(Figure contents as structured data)
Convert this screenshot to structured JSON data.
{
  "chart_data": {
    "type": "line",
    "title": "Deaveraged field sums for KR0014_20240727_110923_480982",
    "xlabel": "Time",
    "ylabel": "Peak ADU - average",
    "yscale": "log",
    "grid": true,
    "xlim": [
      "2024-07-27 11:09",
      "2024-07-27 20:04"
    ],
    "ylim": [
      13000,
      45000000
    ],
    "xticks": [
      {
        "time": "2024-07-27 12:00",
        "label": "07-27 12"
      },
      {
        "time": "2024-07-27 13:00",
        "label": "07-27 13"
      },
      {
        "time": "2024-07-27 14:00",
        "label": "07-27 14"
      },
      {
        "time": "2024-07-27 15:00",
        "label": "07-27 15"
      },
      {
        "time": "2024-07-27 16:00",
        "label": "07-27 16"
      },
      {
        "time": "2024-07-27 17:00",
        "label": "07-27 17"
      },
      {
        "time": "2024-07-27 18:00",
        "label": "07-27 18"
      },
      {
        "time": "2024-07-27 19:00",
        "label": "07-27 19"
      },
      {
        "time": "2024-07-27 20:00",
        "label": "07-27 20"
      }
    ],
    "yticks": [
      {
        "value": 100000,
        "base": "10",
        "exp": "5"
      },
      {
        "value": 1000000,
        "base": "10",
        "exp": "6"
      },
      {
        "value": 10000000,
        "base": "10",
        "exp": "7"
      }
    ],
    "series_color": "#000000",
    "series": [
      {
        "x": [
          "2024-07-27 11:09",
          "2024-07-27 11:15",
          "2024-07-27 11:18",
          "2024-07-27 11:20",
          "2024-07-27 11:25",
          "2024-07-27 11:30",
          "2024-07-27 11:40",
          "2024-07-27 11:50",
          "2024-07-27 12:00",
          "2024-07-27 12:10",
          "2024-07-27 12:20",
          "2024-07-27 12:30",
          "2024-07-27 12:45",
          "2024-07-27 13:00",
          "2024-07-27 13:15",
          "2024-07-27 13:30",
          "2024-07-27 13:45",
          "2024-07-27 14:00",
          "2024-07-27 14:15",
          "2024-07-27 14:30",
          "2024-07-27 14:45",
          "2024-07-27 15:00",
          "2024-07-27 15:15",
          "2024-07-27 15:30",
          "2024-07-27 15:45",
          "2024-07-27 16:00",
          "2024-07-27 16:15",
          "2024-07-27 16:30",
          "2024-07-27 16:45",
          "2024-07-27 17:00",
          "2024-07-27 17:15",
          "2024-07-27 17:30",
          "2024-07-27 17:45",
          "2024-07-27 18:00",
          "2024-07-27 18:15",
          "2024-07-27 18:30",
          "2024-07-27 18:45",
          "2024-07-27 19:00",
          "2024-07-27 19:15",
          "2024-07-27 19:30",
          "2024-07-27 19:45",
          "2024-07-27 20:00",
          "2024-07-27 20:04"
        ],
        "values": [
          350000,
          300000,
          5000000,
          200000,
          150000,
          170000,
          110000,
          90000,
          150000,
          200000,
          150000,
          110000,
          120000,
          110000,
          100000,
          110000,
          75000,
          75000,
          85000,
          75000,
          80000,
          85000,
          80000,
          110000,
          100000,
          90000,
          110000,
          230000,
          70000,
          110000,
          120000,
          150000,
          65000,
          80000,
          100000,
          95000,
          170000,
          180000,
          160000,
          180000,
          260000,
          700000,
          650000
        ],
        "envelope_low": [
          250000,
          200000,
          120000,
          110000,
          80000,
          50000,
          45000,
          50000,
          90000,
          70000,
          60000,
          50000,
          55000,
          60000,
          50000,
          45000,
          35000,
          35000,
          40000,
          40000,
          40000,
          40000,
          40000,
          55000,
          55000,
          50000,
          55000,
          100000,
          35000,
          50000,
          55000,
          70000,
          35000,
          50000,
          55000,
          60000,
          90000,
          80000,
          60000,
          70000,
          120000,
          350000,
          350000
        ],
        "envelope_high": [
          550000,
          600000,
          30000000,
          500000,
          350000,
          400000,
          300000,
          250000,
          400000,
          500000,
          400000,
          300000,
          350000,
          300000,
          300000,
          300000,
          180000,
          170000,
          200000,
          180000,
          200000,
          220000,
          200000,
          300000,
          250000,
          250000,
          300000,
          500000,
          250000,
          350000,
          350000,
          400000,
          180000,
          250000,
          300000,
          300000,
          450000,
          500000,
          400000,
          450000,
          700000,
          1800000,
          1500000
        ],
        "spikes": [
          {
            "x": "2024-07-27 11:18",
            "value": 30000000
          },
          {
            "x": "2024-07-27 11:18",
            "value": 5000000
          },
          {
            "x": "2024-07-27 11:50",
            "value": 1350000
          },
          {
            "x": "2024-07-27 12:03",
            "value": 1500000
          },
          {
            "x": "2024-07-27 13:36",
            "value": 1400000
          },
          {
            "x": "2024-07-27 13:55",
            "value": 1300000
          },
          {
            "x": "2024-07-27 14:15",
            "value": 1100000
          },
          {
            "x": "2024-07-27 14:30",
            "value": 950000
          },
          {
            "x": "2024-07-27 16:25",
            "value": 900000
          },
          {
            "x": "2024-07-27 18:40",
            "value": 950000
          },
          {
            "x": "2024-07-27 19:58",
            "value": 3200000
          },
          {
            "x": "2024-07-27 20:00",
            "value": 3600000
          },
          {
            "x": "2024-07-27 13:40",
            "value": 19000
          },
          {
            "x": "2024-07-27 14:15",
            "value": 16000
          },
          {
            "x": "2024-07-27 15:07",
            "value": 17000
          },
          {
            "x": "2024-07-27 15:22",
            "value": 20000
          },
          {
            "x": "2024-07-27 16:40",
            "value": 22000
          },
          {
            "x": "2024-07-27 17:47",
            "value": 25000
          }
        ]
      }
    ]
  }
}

What you are asked to do: Reproduce the data in full, exactly as presented.

Full solution:
Convert this screenshot to structured JSON data.
{
  "chart_data": {
    "type": "line",
    "title": "Deaveraged field sums for KR0014_20240727_110923_480982",
    "xlabel": "Time",
    "ylabel": "Peak ADU - average",
    "yscale": "log",
    "grid": true,
    "xlim": [
      "2024-07-27 11:09",
      "2024-07-27 20:04"
    ],
    "ylim": [
      13000,
      45000000
    ],
    "xticks": [
      {
        "time": "2024-07-27 12:00",
        "label": "07-27 12"
      },
      {
        "time": "2024-07-27 13:00",
        "label": "07-27 13"
      },
      {
        "time": "2024-07-27 14:00",
        "label": "07-27 14"
      },
      {
        "time": "2024-07-27 15:00",
        "label": "07-27 15"
      },
      {
        "time": "2024-07-27 16:00",
        "label": "07-27 16"
      },
      {
        "time": "2024-07-27 17:00",
        "label": "07-27 17"
      },
      {
        "time": "2024-07-27 18:00",
        "label": "07-27 18"
      },
      {
        "time": "2024-07-27 19:00",
        "label": "07-27 19"
      },
      {
        "time": "2024-07-27 20:00",
        "label": "07-27 20"
      }
    ],
    "yticks": [
      {
        "value": 100000,
        "base": "10",
        "exp": "5"
      },
      {
        "value": 1000000,
        "base": "10",
        "exp": "6"
      },
      {
        "value": 10000000,
        "base": "10",
        "exp": "7"
      }
    ],
    "series_color": "#000000",
    "series": [
      {
        "x": [
          "2024-07-27 11:09",
          "2024-07-27 11:15",
          "2024-07-27 11:18",
          "2024-07-27 11:20",
          "2024-07-27 11:25",
          "2024-07-27 11:30",
          "2024-07-27 11:40",
          "2024-07-27 11:50",
          "2024-07-27 12:00",
          "2024-07-27 12:10",
          "2024-07-27 12:20",
          "2024-07-27 12:30",
          "2024-07-27 12:45",
          "2024-07-27 13:00",
          "2024-07-27 13:15",
          "2024-07-27 13:30",
          "2024-07-27 13:45",
          "2024-07-27 14:00",
          "2024-07-27 14:15",
          "2024-07-27 14:30",
          "2024-07-27 14:45",
          "2024-07-27 15:00",
          "2024-07-27 15:15",
          "2024-07-27 15:30",
          "2024-07-27 15:45",
          "2024-07-27 16:00",
          "2024-07-27 16:15",
          "2024-07-27 16:30",
          "2024-07-27 16:45",
          "2024-07-27 17:00",
          "2024-07-27 17:15",
          "2024-07-27 17:30",
          "2024-07-27 17:45",
          "2024-07-27 18:00",
          "2024-07-27 18:15",
          "2024-07-27 18:30",
          "2024-07-27 18:45",
          "2024-07-27 19:00",
          "2024-07-27 19:15",
          "2024-07-27 19:30",
          "2024-07-27 19:45",
          "2024-07-27 20:00",
          "2024-07-27 20:04"
        ],
        "values": [
          350000,
          300000,
          5000000,
          200000,
          150000,
          170000,
          110000,
          90000,
          150000,
          200000,
          150000,
          110000,
          120000,
          110000,
          100000,
          110000,
          75000,
          75000,
          85000,
          75000,
          80000,
          85000,
          80000,
          110000,
          100000,
          90000,
          110000,
          230000,
          70000,
          110000,
          120000,
          150000,
          65000,
          80000,
          100000,
          95000,
          170000,
          180000,
          160000,
          180000,
          260000,
          700000,
          650000
        ],
        "envelope_low": [
          250000,
          200000,
          120000,
          110000,
          80000,
          50000,
          45000,
          50000,
          90000,
          70000,
          60000,
          50000,
          55000,
          60000,
          50000,
          45000,
          35000,
          35000,
          40000,
          40000,
          40000,
          40000,
          40000,
          55000,
          55000,
          50000,
          55000,
          100000,
          35000,
          50000,
          55000,
          70000,
          35000,
          50000,
          55000,
          60000,
          90000,
          80000,
          60000,
          70000,
          120000,
          350000,
          350000
        ],
        "envelope_high": [
          550000,
          600000,
          30000000,
          500000,
          350000,
          400000,
          300000,
          250000,
          400000,
          500000,
          400000,
          300000,
          350000,
          300000,
          300000,
          300000,
          180000,
          170000,
          200000,
          180000,
          200000,
          220000,
          200000,
          300000,
          250000,
          250000,
          300000,
          500000,
          250000,
          350000,
          350000,
          400000,
          180000,
          250000,
          300000,
          300000,
          450000,
          500000,
          400000,
          450000,
          700000,
          1800000,
          1500000
        ],
        "spikes": [
          {
            "x": "2024-07-27 11:18",
            "value": 30000000
          },
          {
            "x": "2024-07-27 11:18",
            "value": 5000000
          },
          {
            "x": "2024-07-27 11:50",
            "value": 1350000
          },
          {
            "x": "2024-07-27 12:03",
            "value": 1500000
          },
          {
            "x": "2024-07-27 13:36",
            "value": 1400000
          },
          {
            "x": "2024-07-27 13:55",
            "value": 1300000
          },
          {
            "x": "2024-07-27 14:15",
            "value": 1100000
          },
          {
            "x": "2024-07-27 14:30",
            "value": 950000
          },
          {
            "x": "2024-07-27 16:25",
            "value": 900000
          },
          {
            "x": "2024-07-27 18:40",
            "value": 950000
          },
          {
            "x": "2024-07-27 19:58",
            "value": 3200000
          },
          {
            "x": "2024-07-27 20:00",
            "value": 3600000
          },
          {
            "x": "2024-07-27 13:40",
            "value": 19000
          },
          {
            "x": "2024-07-27 14:15",
            "value": 16000
          },
          {
            "x": "2024-07-27 15:07",
            "value": 17000
          },
          {
            "x": "2024-07-27 15:22",
            "value": 20000
          },
          {
            "x": "2024-07-27 16:40",
            "value": 22000
          },
          {
            "x": "2024-07-27 17:47",
            "value": 25000
          }
        ]
      }
    ]
  }
}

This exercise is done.